• Source excerpt

I don’t get all bent out of shape about the opinions of others and, well, I’m arrogant (or confident, take your pick) enough to say that if someone doesn’t like the fact that I’m bisexual, all they can do is not like it and nothing short of killing me is going to change the fact that I’m bisexual; maybe I’ll take what you might have to say into consideration, maybe I won’t but understand this: This is my life and I’m running shit around here whether you like it or not. Likewise, if I think you need to know that I’m bisexual, I will tell you and if you don’t accept it, you’re not gonna make that my problem; otherwise, if I don’t tell you, well, you just won’t know – and that takes care of #2.
Finally, if I can do something about what my feelings are compelling me to do, fine – it’s gonna be on like a motherfucker, believe me and no cock will be “safe” – but if I can’t, well, if there ain’t shit I can do about it – or I shouldn’t do shit about it because it wouldn’t be in my best interest to do so, I’m not gonna worry about it and, besides, if it’s just about getting laid (read this as gloriously busting a nut), well, I’m bisexual; my sexual interests aren’t just about men are they? Number three has now been dealt with.

Data items:
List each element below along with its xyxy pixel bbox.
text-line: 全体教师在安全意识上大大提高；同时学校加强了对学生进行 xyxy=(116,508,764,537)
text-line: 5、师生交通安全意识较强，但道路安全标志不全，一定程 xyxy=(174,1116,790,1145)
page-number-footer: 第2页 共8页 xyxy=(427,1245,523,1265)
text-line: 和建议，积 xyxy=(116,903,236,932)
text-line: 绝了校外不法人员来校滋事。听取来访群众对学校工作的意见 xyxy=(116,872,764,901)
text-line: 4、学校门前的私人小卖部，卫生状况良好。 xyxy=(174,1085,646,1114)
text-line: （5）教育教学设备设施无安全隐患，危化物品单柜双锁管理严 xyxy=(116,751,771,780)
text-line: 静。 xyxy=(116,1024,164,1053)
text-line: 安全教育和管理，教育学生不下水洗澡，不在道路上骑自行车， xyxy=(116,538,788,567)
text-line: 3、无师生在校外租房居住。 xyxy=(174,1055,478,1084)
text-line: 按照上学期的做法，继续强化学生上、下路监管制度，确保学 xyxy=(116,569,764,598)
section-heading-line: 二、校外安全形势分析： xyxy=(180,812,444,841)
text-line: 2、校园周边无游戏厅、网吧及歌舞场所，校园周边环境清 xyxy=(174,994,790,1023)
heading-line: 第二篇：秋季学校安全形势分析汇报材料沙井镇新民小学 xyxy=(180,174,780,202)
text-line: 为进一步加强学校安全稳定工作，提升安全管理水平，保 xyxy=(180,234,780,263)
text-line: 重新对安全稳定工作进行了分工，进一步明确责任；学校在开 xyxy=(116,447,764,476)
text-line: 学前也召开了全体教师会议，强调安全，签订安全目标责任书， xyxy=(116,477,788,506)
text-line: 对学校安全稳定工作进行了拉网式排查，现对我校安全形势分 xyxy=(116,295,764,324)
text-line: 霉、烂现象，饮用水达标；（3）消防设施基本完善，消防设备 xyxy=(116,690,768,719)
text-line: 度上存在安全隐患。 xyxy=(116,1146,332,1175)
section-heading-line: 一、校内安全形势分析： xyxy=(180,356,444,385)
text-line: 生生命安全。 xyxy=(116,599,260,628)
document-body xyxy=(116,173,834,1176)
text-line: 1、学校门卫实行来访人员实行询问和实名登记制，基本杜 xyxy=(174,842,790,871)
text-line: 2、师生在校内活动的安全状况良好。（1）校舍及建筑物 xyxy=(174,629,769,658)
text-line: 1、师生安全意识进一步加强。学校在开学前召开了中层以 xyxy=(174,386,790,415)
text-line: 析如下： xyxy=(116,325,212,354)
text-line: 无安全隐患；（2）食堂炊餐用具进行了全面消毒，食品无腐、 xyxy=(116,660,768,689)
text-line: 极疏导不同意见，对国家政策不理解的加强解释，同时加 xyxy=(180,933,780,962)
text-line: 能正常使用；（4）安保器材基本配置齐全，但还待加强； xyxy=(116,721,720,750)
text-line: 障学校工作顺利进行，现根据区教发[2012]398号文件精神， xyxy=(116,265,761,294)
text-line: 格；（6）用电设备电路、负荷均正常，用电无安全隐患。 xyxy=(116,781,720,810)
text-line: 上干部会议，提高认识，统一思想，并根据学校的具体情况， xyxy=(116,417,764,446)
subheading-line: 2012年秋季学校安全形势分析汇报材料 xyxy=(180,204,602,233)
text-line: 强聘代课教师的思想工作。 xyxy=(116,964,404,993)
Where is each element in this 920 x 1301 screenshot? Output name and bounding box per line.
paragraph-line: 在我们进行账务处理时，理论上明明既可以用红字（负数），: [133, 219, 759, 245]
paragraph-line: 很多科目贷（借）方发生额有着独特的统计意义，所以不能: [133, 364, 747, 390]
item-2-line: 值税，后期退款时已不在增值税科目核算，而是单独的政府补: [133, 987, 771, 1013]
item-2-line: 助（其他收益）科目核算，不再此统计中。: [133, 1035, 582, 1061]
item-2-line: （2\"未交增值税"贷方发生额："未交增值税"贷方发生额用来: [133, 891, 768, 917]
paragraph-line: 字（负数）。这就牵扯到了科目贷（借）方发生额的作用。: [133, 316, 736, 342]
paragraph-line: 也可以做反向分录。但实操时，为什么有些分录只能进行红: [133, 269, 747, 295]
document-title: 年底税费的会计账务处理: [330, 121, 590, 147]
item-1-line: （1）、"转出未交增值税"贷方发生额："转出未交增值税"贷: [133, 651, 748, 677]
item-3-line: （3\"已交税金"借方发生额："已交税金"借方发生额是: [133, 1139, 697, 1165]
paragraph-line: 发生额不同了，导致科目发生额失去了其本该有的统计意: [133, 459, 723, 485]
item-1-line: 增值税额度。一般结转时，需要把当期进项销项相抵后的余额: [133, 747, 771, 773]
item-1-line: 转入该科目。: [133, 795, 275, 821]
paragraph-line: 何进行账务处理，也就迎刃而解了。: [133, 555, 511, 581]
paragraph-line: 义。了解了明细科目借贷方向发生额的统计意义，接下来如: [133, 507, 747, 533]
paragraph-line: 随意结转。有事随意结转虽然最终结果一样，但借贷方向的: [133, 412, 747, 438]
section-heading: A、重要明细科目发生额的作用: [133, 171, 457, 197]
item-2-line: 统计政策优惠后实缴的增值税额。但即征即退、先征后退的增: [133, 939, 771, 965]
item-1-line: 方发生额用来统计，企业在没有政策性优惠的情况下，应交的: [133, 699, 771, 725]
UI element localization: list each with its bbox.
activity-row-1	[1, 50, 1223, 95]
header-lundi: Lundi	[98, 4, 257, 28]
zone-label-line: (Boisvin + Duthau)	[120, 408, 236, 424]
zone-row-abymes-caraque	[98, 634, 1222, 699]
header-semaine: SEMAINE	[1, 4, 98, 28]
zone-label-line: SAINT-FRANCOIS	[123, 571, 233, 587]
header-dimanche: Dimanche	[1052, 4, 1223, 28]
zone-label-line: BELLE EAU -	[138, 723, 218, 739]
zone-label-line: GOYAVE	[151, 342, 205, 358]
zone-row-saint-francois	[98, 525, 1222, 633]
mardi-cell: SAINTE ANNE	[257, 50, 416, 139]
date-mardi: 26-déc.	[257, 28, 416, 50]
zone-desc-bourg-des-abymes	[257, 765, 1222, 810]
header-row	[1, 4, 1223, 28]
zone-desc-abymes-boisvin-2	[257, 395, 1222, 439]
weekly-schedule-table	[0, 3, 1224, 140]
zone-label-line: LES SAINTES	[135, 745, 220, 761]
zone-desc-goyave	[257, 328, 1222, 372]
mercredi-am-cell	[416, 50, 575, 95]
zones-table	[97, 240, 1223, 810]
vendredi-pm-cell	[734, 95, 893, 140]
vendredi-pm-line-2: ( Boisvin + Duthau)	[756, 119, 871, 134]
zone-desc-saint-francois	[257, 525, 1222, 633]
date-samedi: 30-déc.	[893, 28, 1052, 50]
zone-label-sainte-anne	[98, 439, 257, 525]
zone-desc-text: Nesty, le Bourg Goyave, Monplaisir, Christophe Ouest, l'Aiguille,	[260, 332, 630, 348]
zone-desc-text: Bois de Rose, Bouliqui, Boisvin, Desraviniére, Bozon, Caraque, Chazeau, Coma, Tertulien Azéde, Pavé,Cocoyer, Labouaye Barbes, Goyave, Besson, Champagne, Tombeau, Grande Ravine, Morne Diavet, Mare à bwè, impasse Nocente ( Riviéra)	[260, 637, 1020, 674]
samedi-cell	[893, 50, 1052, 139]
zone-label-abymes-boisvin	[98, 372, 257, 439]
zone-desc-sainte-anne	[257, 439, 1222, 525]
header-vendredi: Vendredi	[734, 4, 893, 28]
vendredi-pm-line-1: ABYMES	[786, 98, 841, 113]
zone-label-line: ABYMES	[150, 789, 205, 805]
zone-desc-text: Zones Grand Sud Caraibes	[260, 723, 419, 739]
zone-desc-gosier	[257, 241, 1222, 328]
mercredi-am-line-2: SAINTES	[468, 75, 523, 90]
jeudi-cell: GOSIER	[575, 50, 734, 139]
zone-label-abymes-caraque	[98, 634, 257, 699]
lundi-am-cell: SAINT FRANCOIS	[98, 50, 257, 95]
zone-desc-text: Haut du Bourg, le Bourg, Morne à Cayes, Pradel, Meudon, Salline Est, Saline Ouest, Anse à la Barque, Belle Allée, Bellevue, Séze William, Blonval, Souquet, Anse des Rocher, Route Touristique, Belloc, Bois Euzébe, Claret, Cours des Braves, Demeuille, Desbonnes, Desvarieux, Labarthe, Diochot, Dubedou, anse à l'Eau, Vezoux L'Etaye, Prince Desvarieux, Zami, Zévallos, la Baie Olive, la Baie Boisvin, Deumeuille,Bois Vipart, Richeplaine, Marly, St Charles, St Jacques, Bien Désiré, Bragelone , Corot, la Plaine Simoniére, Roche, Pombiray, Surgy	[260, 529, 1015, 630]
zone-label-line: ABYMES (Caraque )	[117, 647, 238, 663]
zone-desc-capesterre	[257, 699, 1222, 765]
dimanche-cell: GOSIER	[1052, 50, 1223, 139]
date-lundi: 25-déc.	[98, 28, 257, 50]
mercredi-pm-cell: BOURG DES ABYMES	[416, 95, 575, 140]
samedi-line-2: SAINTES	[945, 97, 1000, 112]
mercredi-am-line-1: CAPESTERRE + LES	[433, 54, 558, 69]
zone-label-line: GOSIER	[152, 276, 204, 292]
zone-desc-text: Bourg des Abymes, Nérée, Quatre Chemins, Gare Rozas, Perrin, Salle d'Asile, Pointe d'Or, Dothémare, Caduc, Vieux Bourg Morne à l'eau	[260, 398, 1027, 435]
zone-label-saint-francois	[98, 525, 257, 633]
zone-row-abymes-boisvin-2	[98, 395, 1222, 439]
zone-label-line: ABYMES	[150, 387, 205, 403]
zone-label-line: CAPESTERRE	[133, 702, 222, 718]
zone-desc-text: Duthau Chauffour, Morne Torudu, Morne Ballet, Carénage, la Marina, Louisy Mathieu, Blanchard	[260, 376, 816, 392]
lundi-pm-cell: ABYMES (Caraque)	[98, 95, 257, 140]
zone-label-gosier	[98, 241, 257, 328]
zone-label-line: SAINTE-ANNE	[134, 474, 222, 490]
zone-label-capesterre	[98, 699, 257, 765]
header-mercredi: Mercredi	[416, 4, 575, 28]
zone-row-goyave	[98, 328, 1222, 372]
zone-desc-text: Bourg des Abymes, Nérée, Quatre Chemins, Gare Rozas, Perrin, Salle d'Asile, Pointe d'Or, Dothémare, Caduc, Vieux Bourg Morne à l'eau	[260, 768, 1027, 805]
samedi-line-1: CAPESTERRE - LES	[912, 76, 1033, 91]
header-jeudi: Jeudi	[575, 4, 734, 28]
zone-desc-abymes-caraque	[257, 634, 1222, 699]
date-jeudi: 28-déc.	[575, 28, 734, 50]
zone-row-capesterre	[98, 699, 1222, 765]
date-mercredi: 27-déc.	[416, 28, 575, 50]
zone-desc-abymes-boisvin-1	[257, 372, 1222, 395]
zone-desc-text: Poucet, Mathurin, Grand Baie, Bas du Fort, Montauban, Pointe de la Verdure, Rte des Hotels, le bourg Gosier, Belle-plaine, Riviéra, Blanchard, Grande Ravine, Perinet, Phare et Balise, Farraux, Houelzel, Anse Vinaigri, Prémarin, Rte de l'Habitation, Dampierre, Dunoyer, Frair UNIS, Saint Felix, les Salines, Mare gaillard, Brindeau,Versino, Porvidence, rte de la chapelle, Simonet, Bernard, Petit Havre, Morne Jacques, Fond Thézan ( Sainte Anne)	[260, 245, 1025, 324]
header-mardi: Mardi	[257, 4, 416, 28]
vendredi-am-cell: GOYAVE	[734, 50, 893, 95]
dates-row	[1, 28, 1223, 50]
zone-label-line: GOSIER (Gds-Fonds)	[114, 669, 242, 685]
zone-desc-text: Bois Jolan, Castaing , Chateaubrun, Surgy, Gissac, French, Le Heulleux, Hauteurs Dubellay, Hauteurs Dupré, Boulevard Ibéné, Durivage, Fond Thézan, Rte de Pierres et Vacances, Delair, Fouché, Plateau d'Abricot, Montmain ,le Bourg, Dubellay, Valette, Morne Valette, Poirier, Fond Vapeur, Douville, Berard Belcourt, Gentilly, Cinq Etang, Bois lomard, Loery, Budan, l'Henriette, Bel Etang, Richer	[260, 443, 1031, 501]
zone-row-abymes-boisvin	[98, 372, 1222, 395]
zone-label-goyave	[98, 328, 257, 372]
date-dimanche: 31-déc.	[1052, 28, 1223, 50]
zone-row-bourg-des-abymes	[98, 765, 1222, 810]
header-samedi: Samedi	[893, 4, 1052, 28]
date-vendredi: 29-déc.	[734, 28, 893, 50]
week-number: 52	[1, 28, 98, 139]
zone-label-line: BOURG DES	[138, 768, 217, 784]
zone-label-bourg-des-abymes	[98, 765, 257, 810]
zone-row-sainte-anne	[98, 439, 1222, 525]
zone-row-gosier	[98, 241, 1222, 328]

• What this exercise asks
- a) Translate the sentence "Number three has now been dealt with." from the source excerpt into Spanish.
- b) Rewrite the records from their first line through the line containing "heading-line: 第二篇：秋季学校安全形势分析汇报材料沙井镇新民小学 xyxy=(180,174,780,202)", replacing "text-line" with "text-row" and leaving everything else unchanged.
The records are unrelated to the text.

• The replies
- a) El número tres ya ha quedado resuelto.

- b)
List each element below along with its xyxy pixel bbox.
text-row: 全体教师在安全意识上大大提高；同时学校加强了对学生进行 xyxy=(116,508,764,537)
text-row: 5、师生交通安全意识较强，但道路安全标志不全，一定程 xyxy=(174,1116,790,1145)
page-number-footer: 第2页 共8页 xyxy=(427,1245,523,1265)
text-row: 和建议，积 xyxy=(116,903,236,932)
text-row: 绝了校外不法人员来校滋事。听取来访群众对学校工作的意见 xyxy=(116,872,764,901)
text-row: 4、学校门前的私人小卖部，卫生状况良好。 xyxy=(174,1085,646,1114)
text-row: （5）教育教学设备设施无安全隐患，危化物品单柜双锁管理严 xyxy=(116,751,771,780)
text-row: 静。 xyxy=(116,1024,164,1053)
text-row: 安全教育和管理，教育学生不下水洗澡，不在道路上骑自行车， xyxy=(116,538,788,567)
text-row: 3、无师生在校外租房居住。 xyxy=(174,1055,478,1084)
text-row: 按照上学期的做法，继续强化学生上、下路监管制度，确保学 xyxy=(116,569,764,598)
section-heading-line: 二、校外安全形势分析： xyxy=(180,812,444,841)
text-row: 2、校园周边无游戏厅、网吧及歌舞场所，校园周边环境清 xyxy=(174,994,790,1023)
heading-line: 第二篇：秋季学校安全形势分析汇报材料沙井镇新民小学 xyxy=(180,174,780,202)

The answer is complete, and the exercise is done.